» Extracted entries:
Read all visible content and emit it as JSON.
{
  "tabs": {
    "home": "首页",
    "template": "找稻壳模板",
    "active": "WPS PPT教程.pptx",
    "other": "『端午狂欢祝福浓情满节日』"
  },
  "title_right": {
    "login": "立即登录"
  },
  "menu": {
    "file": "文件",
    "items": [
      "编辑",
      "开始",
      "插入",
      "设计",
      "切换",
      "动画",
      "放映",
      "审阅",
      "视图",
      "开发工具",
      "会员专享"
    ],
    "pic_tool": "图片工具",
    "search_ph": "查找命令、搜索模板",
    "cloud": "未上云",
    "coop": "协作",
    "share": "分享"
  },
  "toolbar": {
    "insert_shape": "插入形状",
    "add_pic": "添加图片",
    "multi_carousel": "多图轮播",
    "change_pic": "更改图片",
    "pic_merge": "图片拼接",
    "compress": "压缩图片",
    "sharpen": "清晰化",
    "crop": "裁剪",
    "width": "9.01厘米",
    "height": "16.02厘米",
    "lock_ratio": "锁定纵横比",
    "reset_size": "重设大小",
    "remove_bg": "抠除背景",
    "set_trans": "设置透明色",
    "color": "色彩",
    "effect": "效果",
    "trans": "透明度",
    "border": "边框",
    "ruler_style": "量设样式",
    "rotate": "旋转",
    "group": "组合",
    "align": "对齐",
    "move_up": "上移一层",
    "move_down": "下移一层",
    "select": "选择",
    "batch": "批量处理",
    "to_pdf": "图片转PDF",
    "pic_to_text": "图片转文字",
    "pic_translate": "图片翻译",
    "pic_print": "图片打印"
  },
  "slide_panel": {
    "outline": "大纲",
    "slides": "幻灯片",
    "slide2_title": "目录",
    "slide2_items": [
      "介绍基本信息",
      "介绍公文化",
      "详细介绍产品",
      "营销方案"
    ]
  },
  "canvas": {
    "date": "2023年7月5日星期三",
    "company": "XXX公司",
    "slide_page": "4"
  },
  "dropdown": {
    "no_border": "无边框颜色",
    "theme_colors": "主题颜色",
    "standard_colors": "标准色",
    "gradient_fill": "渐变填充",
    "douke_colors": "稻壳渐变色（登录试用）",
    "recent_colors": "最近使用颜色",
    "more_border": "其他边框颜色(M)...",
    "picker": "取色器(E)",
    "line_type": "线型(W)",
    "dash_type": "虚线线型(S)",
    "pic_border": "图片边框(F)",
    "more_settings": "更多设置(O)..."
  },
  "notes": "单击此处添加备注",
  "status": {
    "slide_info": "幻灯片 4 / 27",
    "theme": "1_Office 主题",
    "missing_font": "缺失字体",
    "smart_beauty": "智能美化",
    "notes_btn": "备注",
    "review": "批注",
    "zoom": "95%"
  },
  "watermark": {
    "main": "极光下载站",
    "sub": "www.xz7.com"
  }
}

» Aim of the exercise:
Output all of the data above without any alteration.

» Result:
Read all visible content and emit it as JSON.
{
  "tabs": {
    "home": "首页",
    "template": "找稻壳模板",
    "active": "WPS PPT教程.pptx",
    "other": "『端午狂欢祝福浓情满节日』"
  },
  "title_right": {
    "login": "立即登录"
  },
  "menu": {
    "file": "文件",
    "items": [
      "编辑",
      "开始",
      "插入",
      "设计",
      "切换",
      "动画",
      "放映",
      "审阅",
      "视图",
      "开发工具",
      "会员专享"
    ],
    "pic_tool": "图片工具",
    "search_ph": "查找命令、搜索模板",
    "cloud": "未上云",
    "coop": "协作",
    "share": "分享"
  },
  "toolbar": {
    "insert_shape": "插入形状",
    "add_pic": "添加图片",
    "multi_carousel": "多图轮播",
    "change_pic": "更改图片",
    "pic_merge": "图片拼接",
    "compress": "压缩图片",
    "sharpen": "清晰化",
    "crop": "裁剪",
    "width": "9.01厘米",
    "height": "16.02厘米",
    "lock_ratio": "锁定纵横比",
    "reset_size": "重设大小",
    "remove_bg": "抠除背景",
    "set_trans": "设置透明色",
    "color": "色彩",
    "effect": "效果",
    "trans": "透明度",
    "border": "边框",
    "ruler_style": "量设样式",
    "rotate": "旋转",
    "group": "组合",
    "align": "对齐",
    "move_up": "上移一层",
    "move_down": "下移一层",
    "select": "选择",
    "batch": "批量处理",
    "to_pdf": "图片转PDF",
    "pic_to_text": "图片转文字",
    "pic_translate": "图片翻译",
    "pic_print": "图片打印"
  },
  "slide_panel": {
    "outline": "大纲",
    "slides": "幻灯片",
    "slide2_title": "目录",
    "slide2_items": [
      "介绍基本信息",
      "介绍公文化",
      "详细介绍产品",
      "营销方案"
    ]
  },
  "canvas": {
    "date": "2023年7月5日星期三",
    "company": "XXX公司",
    "slide_page": "4"
  },
  "dropdown": {
    "no_border": "无边框颜色",
    "theme_colors": "主题颜色",
    "standard_colors": "标准色",
    "gradient_fill": "渐变填充",
    "douke_colors": "稻壳渐变色（登录试用）",
    "recent_colors": "最近使用颜色",
    "more_border": "其他边框颜色(M)...",
    "picker": "取色器(E)",
    "line_type": "线型(W)",
    "dash_type": "虚线线型(S)",
    "pic_border": "图片边框(F)",
    "more_settings": "更多设置(O)..."
  },
  "notes": "单击此处添加备注",
  "status": {
    "slide_info": "幻灯片 4 / 27",
    "theme": "1_Office 主题",
    "missing_font": "缺失字体",
    "smart_beauty": "智能美化",
    "notes_btn": "备注",
    "review": "批注",
    "zoom": "95%"
  },
  "watermark": {
    "main": "极光下载站",
    "sub": "www.xz7.com"
  }
}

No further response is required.